Start of AVAILABLE DATA
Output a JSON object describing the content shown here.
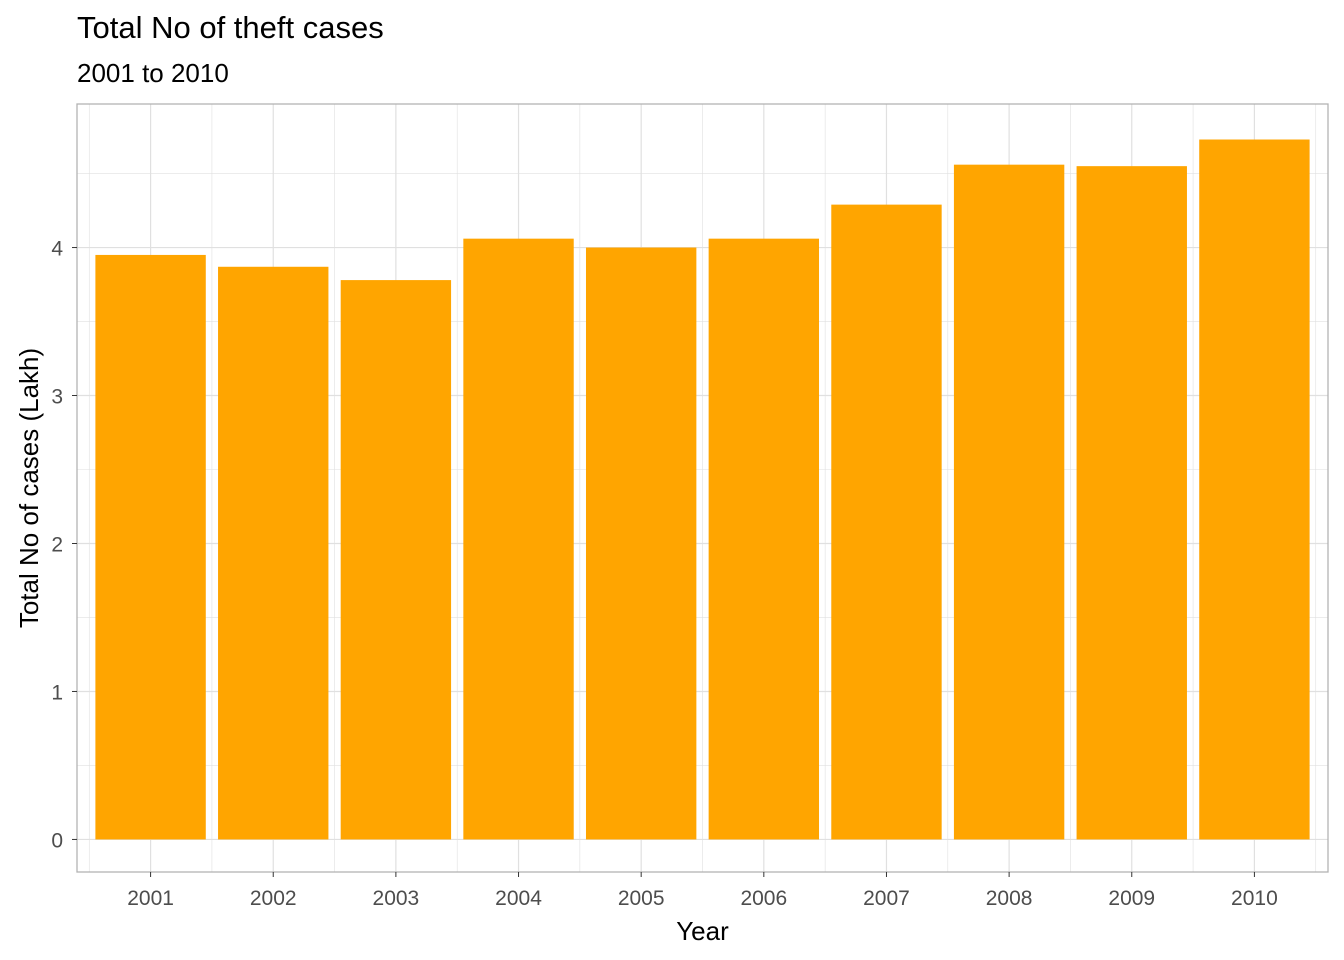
{
  "chart_data": {
    "type": "bar",
    "title": "Total No of theft cases",
    "subtitle": "2001 to 2010",
    "xlabel": "Year",
    "ylabel": "Total No of cases (Lakh)",
    "categories": [
      "2001",
      "2002",
      "2003",
      "2004",
      "2005",
      "2006",
      "2007",
      "2008",
      "2009",
      "2010"
    ],
    "values": [
      3.95,
      3.87,
      3.78,
      4.06,
      4.0,
      4.06,
      4.29,
      4.56,
      4.55,
      4.73
    ],
    "ylim": [
      -0.22,
      4.97
    ],
    "yticks": [
      "0",
      "1",
      "2",
      "3",
      "4"
    ],
    "grid": true,
    "bar_color": "#FFA500",
    "grid_color": "#E0E0E0",
    "panel_border_color": "#B3B3B3"
  }
}
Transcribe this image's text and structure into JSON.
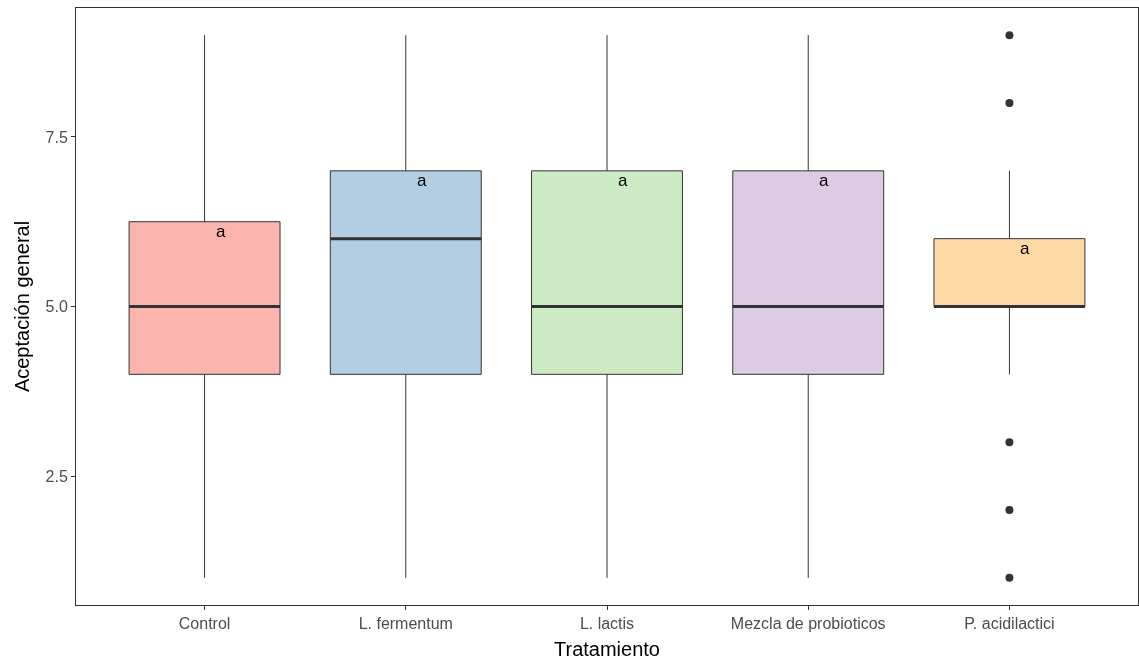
{
  "chart_data": {
    "type": "box",
    "xlabel": "Tratamiento",
    "ylabel": "Aceptación general",
    "categories": [
      "Control",
      "L. fermentum",
      "L. lactis",
      "Mezcla de probioticos",
      "P. acidilactici"
    ],
    "boxes": [
      {
        "low": 1,
        "q1": 4,
        "median": 5,
        "q3": 6.25,
        "high": 9
      },
      {
        "low": 1,
        "q1": 4,
        "median": 6,
        "q3": 7,
        "high": 9
      },
      {
        "low": 1,
        "q1": 4,
        "median": 5,
        "q3": 7,
        "high": 9
      },
      {
        "low": 1,
        "q1": 4,
        "median": 5,
        "q3": 7,
        "high": 9
      },
      {
        "low": 4,
        "q1": 5,
        "median": 5,
        "q3": 6,
        "high": 7,
        "outliers": [
          9,
          8,
          3,
          2,
          1
        ]
      }
    ],
    "colors": [
      "#fbb4ae",
      "#b3cde3",
      "#ccebc5",
      "#decbe4",
      "#fed9a6"
    ],
    "ylim": [
      0.6,
      9.4
    ],
    "yticks": [
      2.5,
      {
        "value": 5,
        "label": "5.0"
      },
      7.5
    ],
    "grid": false,
    "annotations": [
      "a",
      "a",
      "a",
      "a",
      "a"
    ]
  }
}
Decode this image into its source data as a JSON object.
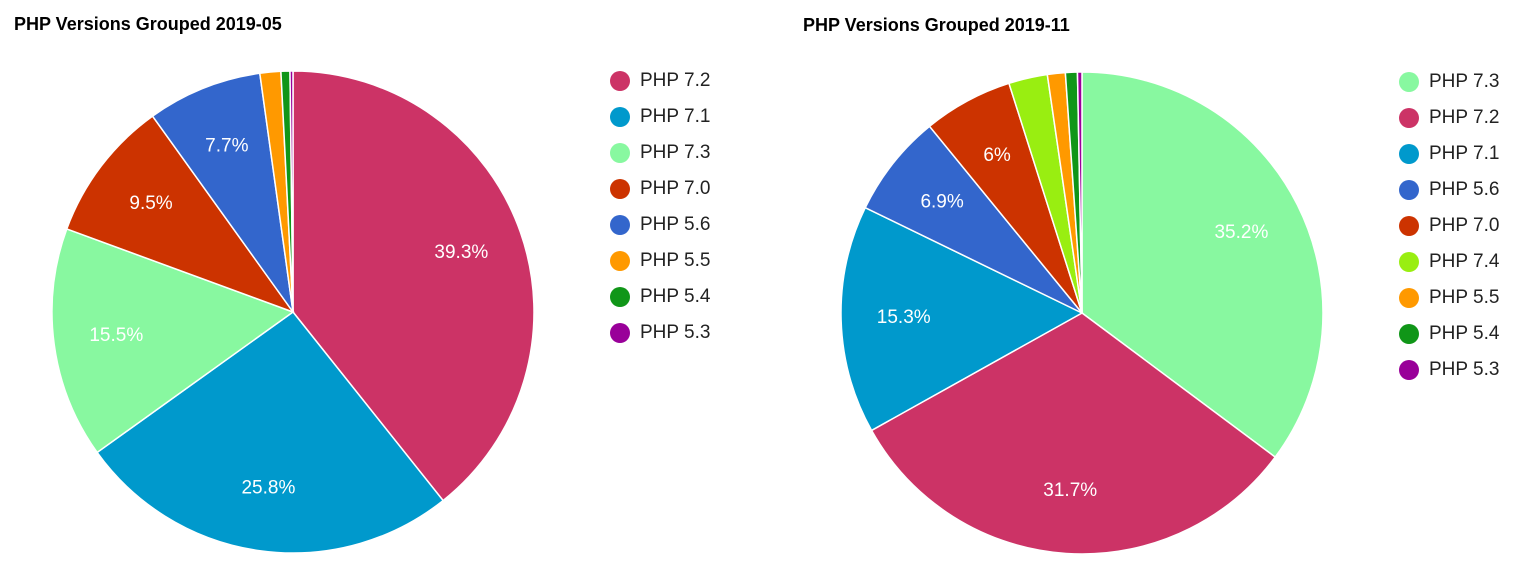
{
  "chart_data": [
    {
      "type": "pie",
      "title": "PHP Versions Grouped 2019-05",
      "categories": [
        "PHP 7.2",
        "PHP 7.1",
        "PHP 7.3",
        "PHP 7.0",
        "PHP 5.6",
        "PHP 5.5",
        "PHP 5.4",
        "PHP 5.3"
      ],
      "values": [
        39.3,
        25.8,
        15.5,
        9.5,
        7.7,
        1.4,
        0.6,
        0.2
      ],
      "value_labels": [
        "39.3%",
        "25.8%",
        "15.5%",
        "9.5%",
        "7.7%",
        null,
        null,
        null
      ],
      "colors": [
        "#cc3366",
        "#0099cc",
        "#88f8a0",
        "#cc3300",
        "#3366cc",
        "#ff9900",
        "#109618",
        "#990099"
      ]
    },
    {
      "type": "pie",
      "title": "PHP Versions Grouped 2019-11",
      "categories": [
        "PHP 7.3",
        "PHP 7.2",
        "PHP 7.1",
        "PHP 5.6",
        "PHP 7.0",
        "PHP 7.4",
        "PHP 5.5",
        "PHP 5.4",
        "PHP 5.3"
      ],
      "values": [
        35.2,
        31.7,
        15.3,
        6.9,
        6,
        2.6,
        1.2,
        0.8,
        0.3
      ],
      "value_labels": [
        "35.2%",
        "31.7%",
        "15.3%",
        "6.9%",
        "6%",
        null,
        null,
        null,
        null
      ],
      "colors": [
        "#88f8a0",
        "#cc3366",
        "#0099cc",
        "#3366cc",
        "#cc3300",
        "#99ee11",
        "#ff9900",
        "#109618",
        "#990099"
      ]
    }
  ]
}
End of AVAILABLE DATA
**TASK OBJECTIVE:**
Reproduce the material word for word, minus the images.

**TASK RESULT:**
Output a JSON object describing the content shown here.
{
  "chart_data": {
    "type": "bar",
    "title": "Total No of theft cases",
    "subtitle": "2001 to 2010",
    "xlabel": "Year",
    "ylabel": "Total No of cases (Lakh)",
    "categories": [
      "2001",
      "2002",
      "2003",
      "2004",
      "2005",
      "2006",
      "2007",
      "2008",
      "2009",
      "2010"
    ],
    "values": [
      3.95,
      3.87,
      3.78,
      4.06,
      4.0,
      4.06,
      4.29,
      4.56,
      4.55,
      4.73
    ],
    "ylim": [
      -0.22,
      4.97
    ],
    "yticks": [
      "0",
      "1",
      "2",
      "3",
      "4"
    ],
    "grid": true,
    "bar_color": "#FFA500",
    "grid_color": "#E0E0E0",
    "panel_border_color": "#B3B3B3"
  }
}
Transcribe this image's text and structure into JSON.
{
  "chart_data": {
    "type": "box",
    "xlabel": "Tratamiento",
    "ylabel": "Aceptación general",
    "categories": [
      "Control",
      "L. fermentum",
      "L. lactis",
      "Mezcla de probioticos",
      "P. acidilactici"
    ],
    "boxes": [
      {
        "low": 1,
        "q1": 4,
        "median": 5,
        "q3": 6.25,
        "high": 9
      },
      {
        "low": 1,
        "q1": 4,
        "median": 6,
        "q3": 7,
        "high": 9
      },
      {
        "low": 1,
        "q1": 4,
        "median": 5,
        "q3": 7,
        "high": 9
      },
      {
        "low": 1,
        "q1": 4,
        "median": 5,
        "q3": 7,
        "high": 9
      },
      {
        "low": 4,
        "q1": 5,
        "median": 5,
        "q3": 6,
        "high": 7,
        "outliers": [
          9,
          8,
          3,
          2,
          1
        ]
      }
    ],
    "colors": [
      "#fbb4ae",
      "#b3cde3",
      "#ccebc5",
      "#decbe4",
      "#fed9a6"
    ],
    "ylim": [
      0.6,
      9.4
    ],
    "yticks": [
      2.5,
      {
        "value": 5,
        "label": "5.0"
      },
      7.5
    ],
    "grid": false,
    "annotations": [
      "a",
      "a",
      "a",
      "a",
      "a"
    ]
  }
}
Decode this image into its source data as a JSON object.
{
  "chart_data": [
    {
      "type": "pie",
      "title": "PHP Versions Grouped 2019-05",
      "categories": [
        "PHP 7.2",
        "PHP 7.1",
        "PHP 7.3",
        "PHP 7.0",
        "PHP 5.6",
        "PHP 5.5",
        "PHP 5.4",
        "PHP 5.3"
      ],
      "values": [
        39.3,
        25.8,
        15.5,
        9.5,
        7.7,
        1.4,
        0.6,
        0.2
      ],
      "value_labels": [
        "39.3%",
        "25.8%",
        "15.5%",
        "9.5%",
        "7.7%",
        null,
        null,
        null
      ],
      "colors": [
        "#cc3366",
        "#0099cc",
        "#88f8a0",
        "#cc3300",
        "#3366cc",
        "#ff9900",
        "#109618",
        "#990099"
      ]
    },
    {
      "type": "pie",
      "title": "PHP Versions Grouped 2019-11",
      "categories": [
        "PHP 7.3",
        "PHP 7.2",
        "PHP 7.1",
        "PHP 5.6",
        "PHP 7.0",
        "PHP 7.4",
        "PHP 5.5",
        "PHP 5.4",
        "PHP 5.3"
      ],
      "values": [
        35.2,
        31.7,
        15.3,
        6.9,
        6,
        2.6,
        1.2,
        0.8,
        0.3
      ],
      "value_labels": [
        "35.2%",
        "31.7%",
        "15.3%",
        "6.9%",
        "6%",
        null,
        null,
        null,
        null
      ],
      "colors": [
        "#88f8a0",
        "#cc3366",
        "#0099cc",
        "#3366cc",
        "#cc3300",
        "#99ee11",
        "#ff9900",
        "#109618",
        "#990099"
      ]
    }
  ]
}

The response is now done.